◆ **Dataset rows for document pages**:

__________________________________________________

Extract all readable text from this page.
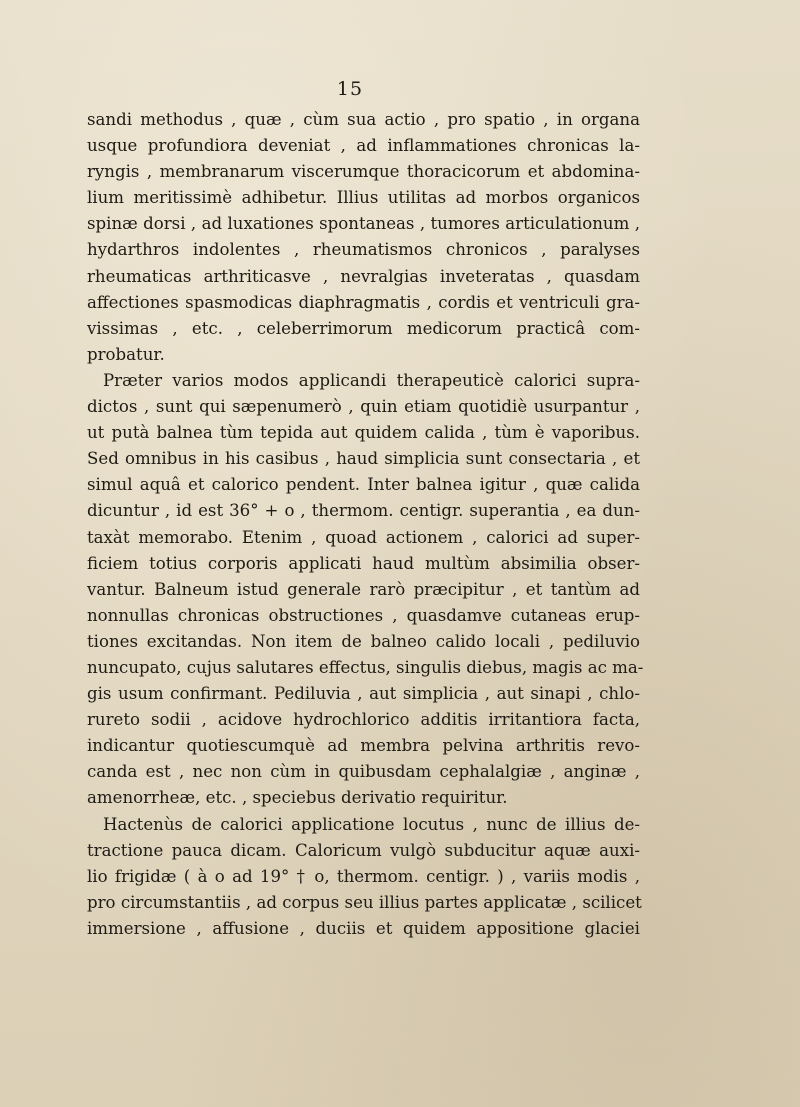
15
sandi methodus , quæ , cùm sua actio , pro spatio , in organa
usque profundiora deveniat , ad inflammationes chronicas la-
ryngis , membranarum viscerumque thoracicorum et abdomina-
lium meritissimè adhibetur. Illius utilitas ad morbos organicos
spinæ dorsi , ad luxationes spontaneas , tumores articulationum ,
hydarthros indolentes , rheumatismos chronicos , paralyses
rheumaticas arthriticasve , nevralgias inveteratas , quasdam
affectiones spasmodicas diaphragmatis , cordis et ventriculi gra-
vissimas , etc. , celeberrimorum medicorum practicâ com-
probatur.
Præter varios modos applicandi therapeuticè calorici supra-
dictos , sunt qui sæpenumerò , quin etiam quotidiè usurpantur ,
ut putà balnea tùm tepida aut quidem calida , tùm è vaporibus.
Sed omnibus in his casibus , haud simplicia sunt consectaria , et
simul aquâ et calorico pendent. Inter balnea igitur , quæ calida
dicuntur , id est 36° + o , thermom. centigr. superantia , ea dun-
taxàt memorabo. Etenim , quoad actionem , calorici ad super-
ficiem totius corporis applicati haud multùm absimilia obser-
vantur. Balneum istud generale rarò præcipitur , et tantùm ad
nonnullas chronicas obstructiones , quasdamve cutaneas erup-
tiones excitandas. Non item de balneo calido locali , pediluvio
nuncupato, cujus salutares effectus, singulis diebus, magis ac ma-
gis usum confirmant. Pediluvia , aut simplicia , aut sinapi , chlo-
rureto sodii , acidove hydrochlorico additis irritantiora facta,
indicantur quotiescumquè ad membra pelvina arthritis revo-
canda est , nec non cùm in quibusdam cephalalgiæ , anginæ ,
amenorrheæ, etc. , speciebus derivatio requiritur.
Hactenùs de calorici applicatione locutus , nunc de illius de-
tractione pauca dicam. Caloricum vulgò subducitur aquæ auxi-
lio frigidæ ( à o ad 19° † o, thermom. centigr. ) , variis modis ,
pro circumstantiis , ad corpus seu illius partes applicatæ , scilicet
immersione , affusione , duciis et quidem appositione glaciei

__________________________________________________

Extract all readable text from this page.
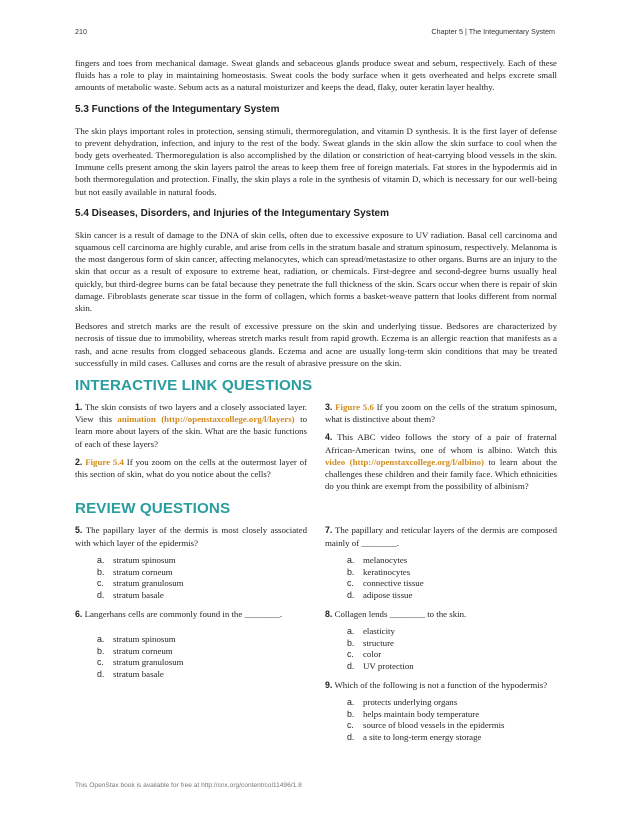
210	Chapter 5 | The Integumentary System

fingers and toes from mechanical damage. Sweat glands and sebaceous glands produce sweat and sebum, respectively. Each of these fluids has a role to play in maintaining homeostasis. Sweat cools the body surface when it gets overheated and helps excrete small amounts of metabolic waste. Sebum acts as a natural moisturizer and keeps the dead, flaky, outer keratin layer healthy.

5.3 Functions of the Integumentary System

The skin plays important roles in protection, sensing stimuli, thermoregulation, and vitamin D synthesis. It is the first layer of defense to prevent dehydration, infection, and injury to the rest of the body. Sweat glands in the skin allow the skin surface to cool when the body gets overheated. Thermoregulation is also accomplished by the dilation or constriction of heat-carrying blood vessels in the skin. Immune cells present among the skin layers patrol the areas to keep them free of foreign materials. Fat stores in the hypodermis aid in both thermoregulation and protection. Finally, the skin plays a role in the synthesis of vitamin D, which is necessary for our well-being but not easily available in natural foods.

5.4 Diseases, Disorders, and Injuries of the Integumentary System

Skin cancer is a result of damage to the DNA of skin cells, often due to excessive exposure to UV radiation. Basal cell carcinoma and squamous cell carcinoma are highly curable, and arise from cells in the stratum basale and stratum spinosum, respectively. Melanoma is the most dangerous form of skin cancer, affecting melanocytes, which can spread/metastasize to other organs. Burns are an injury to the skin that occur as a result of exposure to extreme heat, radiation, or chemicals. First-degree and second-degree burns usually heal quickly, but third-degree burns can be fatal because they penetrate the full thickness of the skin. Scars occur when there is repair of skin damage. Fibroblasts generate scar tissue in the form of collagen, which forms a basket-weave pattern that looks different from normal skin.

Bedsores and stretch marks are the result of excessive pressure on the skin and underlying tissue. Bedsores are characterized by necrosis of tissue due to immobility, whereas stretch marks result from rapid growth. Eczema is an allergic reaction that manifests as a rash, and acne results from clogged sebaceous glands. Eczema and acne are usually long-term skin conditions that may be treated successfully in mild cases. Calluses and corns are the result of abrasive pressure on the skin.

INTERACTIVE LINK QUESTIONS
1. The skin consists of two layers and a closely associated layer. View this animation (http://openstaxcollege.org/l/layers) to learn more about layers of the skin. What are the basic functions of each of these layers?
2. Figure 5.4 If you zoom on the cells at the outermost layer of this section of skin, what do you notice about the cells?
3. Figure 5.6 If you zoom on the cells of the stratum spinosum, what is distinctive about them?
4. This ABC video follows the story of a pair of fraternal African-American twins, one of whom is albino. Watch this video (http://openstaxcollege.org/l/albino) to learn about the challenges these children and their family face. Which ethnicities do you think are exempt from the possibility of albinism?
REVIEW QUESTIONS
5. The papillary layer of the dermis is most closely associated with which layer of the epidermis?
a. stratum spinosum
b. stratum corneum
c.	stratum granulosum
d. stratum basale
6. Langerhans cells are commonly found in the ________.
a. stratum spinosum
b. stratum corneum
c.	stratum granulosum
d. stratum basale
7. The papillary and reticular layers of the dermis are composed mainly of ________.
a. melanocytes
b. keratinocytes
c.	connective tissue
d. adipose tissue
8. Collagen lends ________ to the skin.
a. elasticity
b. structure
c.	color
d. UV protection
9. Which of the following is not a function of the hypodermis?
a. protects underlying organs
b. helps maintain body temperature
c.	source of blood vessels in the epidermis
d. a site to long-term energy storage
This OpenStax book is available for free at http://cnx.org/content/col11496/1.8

__________________________________________________

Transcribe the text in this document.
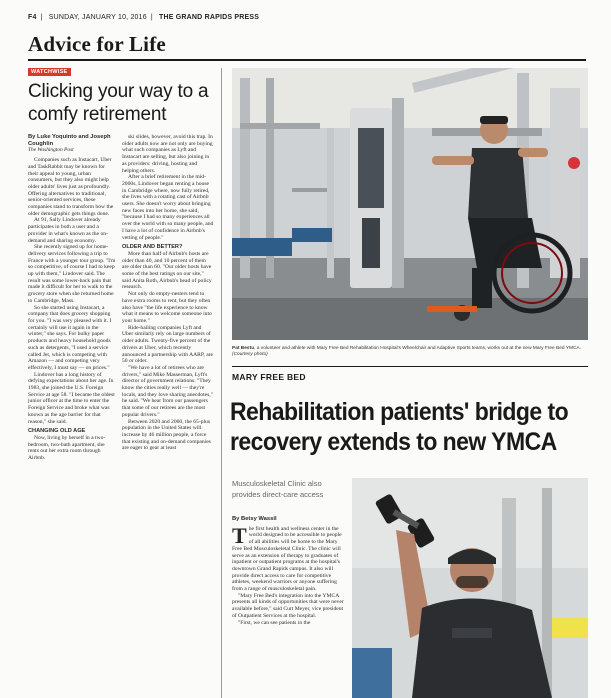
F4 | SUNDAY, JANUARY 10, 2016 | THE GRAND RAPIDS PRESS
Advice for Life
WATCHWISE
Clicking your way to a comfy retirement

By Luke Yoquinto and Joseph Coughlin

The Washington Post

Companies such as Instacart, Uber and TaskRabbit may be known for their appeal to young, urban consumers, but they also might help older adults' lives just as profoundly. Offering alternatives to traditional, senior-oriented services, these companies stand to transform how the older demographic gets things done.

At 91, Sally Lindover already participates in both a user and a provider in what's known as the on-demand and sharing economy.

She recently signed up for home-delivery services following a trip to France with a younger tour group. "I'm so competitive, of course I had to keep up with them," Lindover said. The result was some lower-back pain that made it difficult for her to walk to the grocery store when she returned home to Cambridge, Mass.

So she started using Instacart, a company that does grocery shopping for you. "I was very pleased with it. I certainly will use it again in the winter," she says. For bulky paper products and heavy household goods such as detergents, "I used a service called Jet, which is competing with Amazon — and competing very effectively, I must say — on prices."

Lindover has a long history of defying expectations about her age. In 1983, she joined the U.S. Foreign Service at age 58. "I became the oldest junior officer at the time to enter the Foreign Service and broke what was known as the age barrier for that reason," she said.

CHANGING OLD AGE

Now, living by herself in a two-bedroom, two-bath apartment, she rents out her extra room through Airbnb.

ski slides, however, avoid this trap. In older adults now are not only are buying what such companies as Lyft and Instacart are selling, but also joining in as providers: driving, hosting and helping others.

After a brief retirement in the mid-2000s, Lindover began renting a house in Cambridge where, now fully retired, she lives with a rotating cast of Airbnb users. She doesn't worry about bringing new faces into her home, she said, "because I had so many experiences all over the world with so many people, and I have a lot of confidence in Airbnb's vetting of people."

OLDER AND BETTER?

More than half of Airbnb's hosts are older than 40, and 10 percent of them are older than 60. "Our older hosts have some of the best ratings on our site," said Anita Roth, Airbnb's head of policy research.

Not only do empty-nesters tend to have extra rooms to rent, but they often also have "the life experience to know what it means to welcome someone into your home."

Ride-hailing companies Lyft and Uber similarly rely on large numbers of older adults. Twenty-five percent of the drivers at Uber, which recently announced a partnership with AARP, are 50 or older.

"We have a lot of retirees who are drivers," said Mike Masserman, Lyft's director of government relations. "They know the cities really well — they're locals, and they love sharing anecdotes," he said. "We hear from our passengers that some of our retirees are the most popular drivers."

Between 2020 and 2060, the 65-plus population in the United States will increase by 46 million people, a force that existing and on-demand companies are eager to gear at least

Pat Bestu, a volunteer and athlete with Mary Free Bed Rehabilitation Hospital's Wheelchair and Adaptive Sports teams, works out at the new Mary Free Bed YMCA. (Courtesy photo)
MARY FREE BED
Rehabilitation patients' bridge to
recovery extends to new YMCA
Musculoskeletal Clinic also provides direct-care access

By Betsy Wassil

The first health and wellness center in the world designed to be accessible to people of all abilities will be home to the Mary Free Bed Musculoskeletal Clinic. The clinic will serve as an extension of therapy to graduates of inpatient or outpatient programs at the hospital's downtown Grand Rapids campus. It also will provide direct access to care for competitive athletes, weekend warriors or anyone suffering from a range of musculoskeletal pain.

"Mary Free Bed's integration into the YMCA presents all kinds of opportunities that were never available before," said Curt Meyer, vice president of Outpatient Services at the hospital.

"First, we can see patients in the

__________________________________________________

◆ **WHAT NEEDS TO BE DONE**: Match on "QUESTIONS" and report each line of the data above that has it.

◆ **TASK ANSWER**:
INTERACTIVE LINK QUESTIONS
REVIEW QUESTIONS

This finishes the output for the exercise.